■ **Prompt**: Return all of the entries exactly, with nothing added or left out.

Dataset items:

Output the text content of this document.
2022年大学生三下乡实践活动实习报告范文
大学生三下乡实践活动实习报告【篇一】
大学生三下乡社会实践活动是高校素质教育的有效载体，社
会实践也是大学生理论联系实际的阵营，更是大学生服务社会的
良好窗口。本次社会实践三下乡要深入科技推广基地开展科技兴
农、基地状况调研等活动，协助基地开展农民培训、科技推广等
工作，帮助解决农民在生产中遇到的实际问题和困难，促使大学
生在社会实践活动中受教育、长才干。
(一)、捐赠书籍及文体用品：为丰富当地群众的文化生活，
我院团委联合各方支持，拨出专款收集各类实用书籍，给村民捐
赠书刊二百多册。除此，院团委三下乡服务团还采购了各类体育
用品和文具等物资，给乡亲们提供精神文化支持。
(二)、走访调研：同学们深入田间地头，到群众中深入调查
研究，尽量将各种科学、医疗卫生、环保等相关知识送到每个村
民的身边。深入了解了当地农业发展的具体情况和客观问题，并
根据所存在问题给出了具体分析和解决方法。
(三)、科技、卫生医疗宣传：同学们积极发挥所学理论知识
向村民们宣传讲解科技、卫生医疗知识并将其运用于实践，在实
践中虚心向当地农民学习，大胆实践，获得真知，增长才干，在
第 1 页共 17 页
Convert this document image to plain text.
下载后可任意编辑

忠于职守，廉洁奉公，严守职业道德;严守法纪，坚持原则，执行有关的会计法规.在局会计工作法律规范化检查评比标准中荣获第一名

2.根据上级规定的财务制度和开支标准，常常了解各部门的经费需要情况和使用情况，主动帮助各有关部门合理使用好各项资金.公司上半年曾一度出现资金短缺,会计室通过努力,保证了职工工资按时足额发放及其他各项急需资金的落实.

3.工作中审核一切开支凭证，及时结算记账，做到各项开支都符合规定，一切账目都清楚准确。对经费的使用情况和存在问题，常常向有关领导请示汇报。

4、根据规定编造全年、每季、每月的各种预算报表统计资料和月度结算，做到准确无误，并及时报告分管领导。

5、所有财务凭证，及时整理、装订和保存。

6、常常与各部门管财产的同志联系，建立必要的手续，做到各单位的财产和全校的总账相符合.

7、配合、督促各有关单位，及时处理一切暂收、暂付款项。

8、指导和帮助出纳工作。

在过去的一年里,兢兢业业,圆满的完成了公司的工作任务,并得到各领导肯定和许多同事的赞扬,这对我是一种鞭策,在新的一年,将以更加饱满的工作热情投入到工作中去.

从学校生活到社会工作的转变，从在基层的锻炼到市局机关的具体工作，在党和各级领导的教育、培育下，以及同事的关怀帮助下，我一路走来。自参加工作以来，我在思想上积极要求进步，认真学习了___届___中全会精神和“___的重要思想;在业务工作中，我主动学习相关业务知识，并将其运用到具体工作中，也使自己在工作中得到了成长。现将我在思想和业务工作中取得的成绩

■ **Written answer**:
Output the text content of this document.
2022年大学生三下乡实践活动实习报告范文
大学生三下乡实践活动实习报告【篇一】
大学生三下乡社会实践活动是高校素质教育的有效载体，社
会实践也是大学生理论联系实际的阵营，更是大学生服务社会的
良好窗口。本次社会实践三下乡要深入科技推广基地开展科技兴
农、基地状况调研等活动，协助基地开展农民培训、科技推广等
工作，帮助解决农民在生产中遇到的实际问题和困难，促使大学
生在社会实践活动中受教育、长才干。
(一)、捐赠书籍及文体用品：为丰富当地群众的文化生活，
我院团委联合各方支持，拨出专款收集各类实用书籍，给村民捐
赠书刊二百多册。除此，院团委三下乡服务团还采购了各类体育
用品和文具等物资，给乡亲们提供精神文化支持。
(二)、走访调研：同学们深入田间地头，到群众中深入调查
研究，尽量将各种科学、医疗卫生、环保等相关知识送到每个村
民的身边。深入了解了当地农业发展的具体情况和客观问题，并
根据所存在问题给出了具体分析和解决方法。
(三)、科技、卫生医疗宣传：同学们积极发挥所学理论知识
向村民们宣传讲解科技、卫生医疗知识并将其运用于实践，在实
践中虚心向当地农民学习，大胆实践，获得真知，增长才干，在
第 1 页共 17 页
Convert this document image to plain text.
下载后可任意编辑

忠于职守，廉洁奉公，严守职业道德;严守法纪，坚持原则，执行有关的会计法规.在局会计工作法律规范化检查评比标准中荣获第一名

2.根据上级规定的财务制度和开支标准，常常了解各部门的经费需要情况和使用情况，主动帮助各有关部门合理使用好各项资金.公司上半年曾一度出现资金短缺,会计室通过努力,保证了职工工资按时足额发放及其他各项急需资金的落实.

3.工作中审核一切开支凭证，及时结算记账，做到各项开支都符合规定，一切账目都清楚准确。对经费的使用情况和存在问题，常常向有关领导请示汇报。

4、根据规定编造全年、每季、每月的各种预算报表统计资料和月度结算，做到准确无误，并及时报告分管领导。

5、所有财务凭证，及时整理、装订和保存。

6、常常与各部门管财产的同志联系，建立必要的手续，做到各单位的财产和全校的总账相符合.

7、配合、督促各有关单位，及时处理一切暂收、暂付款项。

8、指导和帮助出纳工作。

在过去的一年里,兢兢业业,圆满的完成了公司的工作任务,并得到各领导肯定和许多同事的赞扬,这对我是一种鞭策,在新的一年,将以更加饱满的工作热情投入到工作中去.

从学校生活到社会工作的转变，从在基层的锻炼到市局机关的具体工作，在党和各级领导的教育、培育下，以及同事的关怀帮助下，我一路走来。自参加工作以来，我在思想上积极要求进步，认真学习了___届___中全会精神和“___的重要思想;在业务工作中，我主动学习相关业务知识，并将其运用到具体工作中，也使自己在工作中得到了成长。现将我在思想和业务工作中取得的成绩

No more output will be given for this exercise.